■ Excerpt provided:
>>>

In this way, the mechanisms of central tolerance ensure that lymphocytes that would recognise self-antigens in a way that could endanger the host, are not released into the periphery.

It is of note that T cells, despite tolerance mechanisms, are at least to some extent self-reactive. TCR of conventional T cells must be able to recognize parts of major histocompatibility complex (MHC) molecules (MHC class I in case of CD8+ T cells or MHC class II in case of CD4+ T cells) to create proper interaction with antigen-presenting cell. Furthermore, TCRs of regulatory T cells (Treg cells) are directly reactive towards self-antigens (although their self-reactivity is not very strong) and use this autoreactivity to regulate immune reactions by supressing immune system when it should not be active). [6] [7] [8] Importantly, lymphocytes can only develop tolerance towards antigens that are present in the bone marrow (for B cells) and thymus (for T cells). [9]

T cell

T cell progenitors (also called thymocytes) are created in the bone marrow and then migrate to the thymus where they continue their development. [1] [10] During this development, the thymocytes perform the V(D)J recombination and some of the developping T cell clones produce TCR that is completely unfunctional (unable to bind peptide-MHC complexes) and some produce TCR that is self-reactive and could therefore promote autoimmunity. [11] [2] These "problematic" clones are therefore removed from the pool of T cells by specific mechanisms.

First, during "positive selection" the thymocytes are tested, ehether their TCR works properly and those with unfunctional TCR are removed by apoptosis. [6] [7] The mechanism has its name because it selects for survival only those thymocytes whose TCRs do interact with peptide-MHC complexes on antigen presenting cells in the thymus.

<<<

■ Input data:
>>>

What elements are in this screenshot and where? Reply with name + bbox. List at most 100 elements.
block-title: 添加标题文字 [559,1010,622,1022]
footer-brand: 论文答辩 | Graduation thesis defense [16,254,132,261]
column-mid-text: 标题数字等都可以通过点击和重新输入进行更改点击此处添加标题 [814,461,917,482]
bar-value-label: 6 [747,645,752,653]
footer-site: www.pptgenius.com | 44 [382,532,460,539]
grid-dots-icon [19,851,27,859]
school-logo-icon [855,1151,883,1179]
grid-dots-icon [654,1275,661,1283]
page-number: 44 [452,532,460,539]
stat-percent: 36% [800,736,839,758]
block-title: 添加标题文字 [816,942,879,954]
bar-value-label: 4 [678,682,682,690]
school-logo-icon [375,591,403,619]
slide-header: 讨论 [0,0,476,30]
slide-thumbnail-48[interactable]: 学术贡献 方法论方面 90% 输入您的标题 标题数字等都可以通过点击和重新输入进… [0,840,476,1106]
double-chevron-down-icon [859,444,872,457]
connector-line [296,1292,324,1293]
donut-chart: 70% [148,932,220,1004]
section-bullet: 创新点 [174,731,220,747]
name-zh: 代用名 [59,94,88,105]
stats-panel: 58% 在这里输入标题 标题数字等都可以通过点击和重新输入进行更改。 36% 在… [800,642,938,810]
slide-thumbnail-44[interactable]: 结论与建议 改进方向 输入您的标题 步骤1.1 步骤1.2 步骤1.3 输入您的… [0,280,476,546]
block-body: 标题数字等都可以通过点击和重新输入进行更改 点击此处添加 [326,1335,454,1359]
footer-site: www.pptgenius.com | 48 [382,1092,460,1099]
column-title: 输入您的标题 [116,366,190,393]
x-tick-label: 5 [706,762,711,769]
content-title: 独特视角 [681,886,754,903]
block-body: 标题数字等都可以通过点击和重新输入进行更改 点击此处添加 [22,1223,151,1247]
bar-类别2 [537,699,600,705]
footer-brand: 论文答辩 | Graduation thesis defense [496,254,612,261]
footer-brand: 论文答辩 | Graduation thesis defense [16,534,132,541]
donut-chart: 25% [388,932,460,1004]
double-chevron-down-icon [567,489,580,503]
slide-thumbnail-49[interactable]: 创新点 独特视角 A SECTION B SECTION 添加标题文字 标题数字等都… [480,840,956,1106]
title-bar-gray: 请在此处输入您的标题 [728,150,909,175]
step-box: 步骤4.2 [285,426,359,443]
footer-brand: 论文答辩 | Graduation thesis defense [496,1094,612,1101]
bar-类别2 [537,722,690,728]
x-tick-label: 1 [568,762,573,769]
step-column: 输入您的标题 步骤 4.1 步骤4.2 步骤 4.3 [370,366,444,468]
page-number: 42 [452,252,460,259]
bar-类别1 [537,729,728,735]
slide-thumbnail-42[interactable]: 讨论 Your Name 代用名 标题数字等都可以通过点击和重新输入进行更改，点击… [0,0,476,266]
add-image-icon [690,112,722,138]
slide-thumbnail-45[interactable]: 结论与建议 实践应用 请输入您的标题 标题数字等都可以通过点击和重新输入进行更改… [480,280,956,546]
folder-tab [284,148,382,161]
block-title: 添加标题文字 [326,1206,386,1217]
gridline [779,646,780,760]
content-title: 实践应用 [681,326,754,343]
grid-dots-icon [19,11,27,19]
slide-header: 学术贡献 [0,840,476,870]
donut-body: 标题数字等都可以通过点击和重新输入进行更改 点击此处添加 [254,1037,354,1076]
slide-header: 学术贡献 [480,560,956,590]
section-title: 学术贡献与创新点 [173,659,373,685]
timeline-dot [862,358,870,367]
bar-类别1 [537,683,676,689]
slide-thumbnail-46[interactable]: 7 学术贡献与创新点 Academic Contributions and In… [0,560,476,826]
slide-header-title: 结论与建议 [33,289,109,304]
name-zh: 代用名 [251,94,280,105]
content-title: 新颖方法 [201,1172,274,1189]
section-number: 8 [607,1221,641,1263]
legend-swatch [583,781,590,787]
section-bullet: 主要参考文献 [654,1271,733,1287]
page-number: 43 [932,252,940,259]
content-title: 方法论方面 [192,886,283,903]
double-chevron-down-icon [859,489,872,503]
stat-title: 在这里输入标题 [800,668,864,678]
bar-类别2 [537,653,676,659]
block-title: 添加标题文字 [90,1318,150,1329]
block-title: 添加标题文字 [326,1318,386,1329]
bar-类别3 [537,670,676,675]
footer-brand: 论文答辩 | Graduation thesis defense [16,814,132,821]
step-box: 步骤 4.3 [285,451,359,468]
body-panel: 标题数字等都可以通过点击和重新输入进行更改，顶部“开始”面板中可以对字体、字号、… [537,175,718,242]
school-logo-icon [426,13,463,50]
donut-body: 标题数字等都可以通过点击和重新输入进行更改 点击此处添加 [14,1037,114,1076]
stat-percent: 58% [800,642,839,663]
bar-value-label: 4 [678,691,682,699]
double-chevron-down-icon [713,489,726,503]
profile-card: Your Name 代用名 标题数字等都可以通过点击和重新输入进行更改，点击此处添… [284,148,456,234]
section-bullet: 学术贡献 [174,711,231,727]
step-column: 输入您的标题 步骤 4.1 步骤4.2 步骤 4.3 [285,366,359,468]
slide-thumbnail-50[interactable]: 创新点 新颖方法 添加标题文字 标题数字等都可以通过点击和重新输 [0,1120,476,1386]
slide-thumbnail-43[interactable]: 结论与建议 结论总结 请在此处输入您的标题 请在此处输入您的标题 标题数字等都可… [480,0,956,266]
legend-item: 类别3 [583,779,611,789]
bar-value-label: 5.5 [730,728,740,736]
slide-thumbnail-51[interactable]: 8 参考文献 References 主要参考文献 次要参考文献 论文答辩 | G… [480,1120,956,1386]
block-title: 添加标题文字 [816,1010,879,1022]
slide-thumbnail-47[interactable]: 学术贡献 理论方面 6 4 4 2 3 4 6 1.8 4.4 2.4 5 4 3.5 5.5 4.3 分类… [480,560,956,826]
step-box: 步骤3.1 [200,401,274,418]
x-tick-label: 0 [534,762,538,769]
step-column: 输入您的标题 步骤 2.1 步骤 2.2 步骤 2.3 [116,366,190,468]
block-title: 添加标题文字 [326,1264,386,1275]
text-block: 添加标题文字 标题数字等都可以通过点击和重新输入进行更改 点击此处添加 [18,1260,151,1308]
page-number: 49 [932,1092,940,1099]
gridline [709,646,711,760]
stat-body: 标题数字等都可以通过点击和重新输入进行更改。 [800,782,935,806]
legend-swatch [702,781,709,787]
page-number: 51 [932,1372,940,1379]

<<<

■ Directions:
1. Reproduce verbatim the part of the excerpt on immune tolerance that opens with the words containing "T cell progenitors" and closes with "in the thymus.".
2. Resume the excerpt on central tolerance and T cell development after its final sentence, in the same register.

■ Solved tasks:
1.
T cell progenitors (also called thymocytes) are created in the bone marrow and then migrate to the thymus where they continue their development. [1] [10] During this development, the thymocytes perform the V(D)J recombination and some of the developping T cell clones produce TCR that is completely unfunctional (unable to bind peptide-MHC complexes) and some produce TCR that is self-reactive and could therefore promote autoimmunity. [11] [2] These "problematic" clones are therefore removed from the pool of T cells by specific mechanisms.

First, during "positive selection" the thymocytes are tested, ehether their TCR works properly and those with unfunctional TCR are removed by apoptosis. [6] [7] The mechanism has its name because it selects for survival only those thymocytes whose TCRs do interact with peptide-MHC complexes on antigen presenting cells in the thymus.

2.
During the late stage of positive selection, another process called " MHC restricition " (or lineage commitment) takes place. In this process the thymocytes whose TCR recognize with MHCI (MHC class I) molecules become CD4- CD8+ and thymocytes whose TCR recognize MHCII (MHC class II) become CD4+ CD8-.

Subsequently the positively selected thymocytes go through "negative selection" which tests the thymocytes for self-reactivity. The cells that are strongly self-reactive (and therefore prone to attacking the host cells) are removed by apoptosis. Thymocytes that are still self-reactive, but only slightly develop into T regulatory (Treg) cells. Thymocytes that are not self-reactive become mature naïve T cells. Both the Treg and mature naïve T cells subsequently migrate to the secondary lymphoid organs. [6] [7] The negative selection has its name because it selects for survival only those thymocytes whose TCRs do not interact (or interact only slightly) with peptide-MHC complexes on antigen presenting cells in the thymus.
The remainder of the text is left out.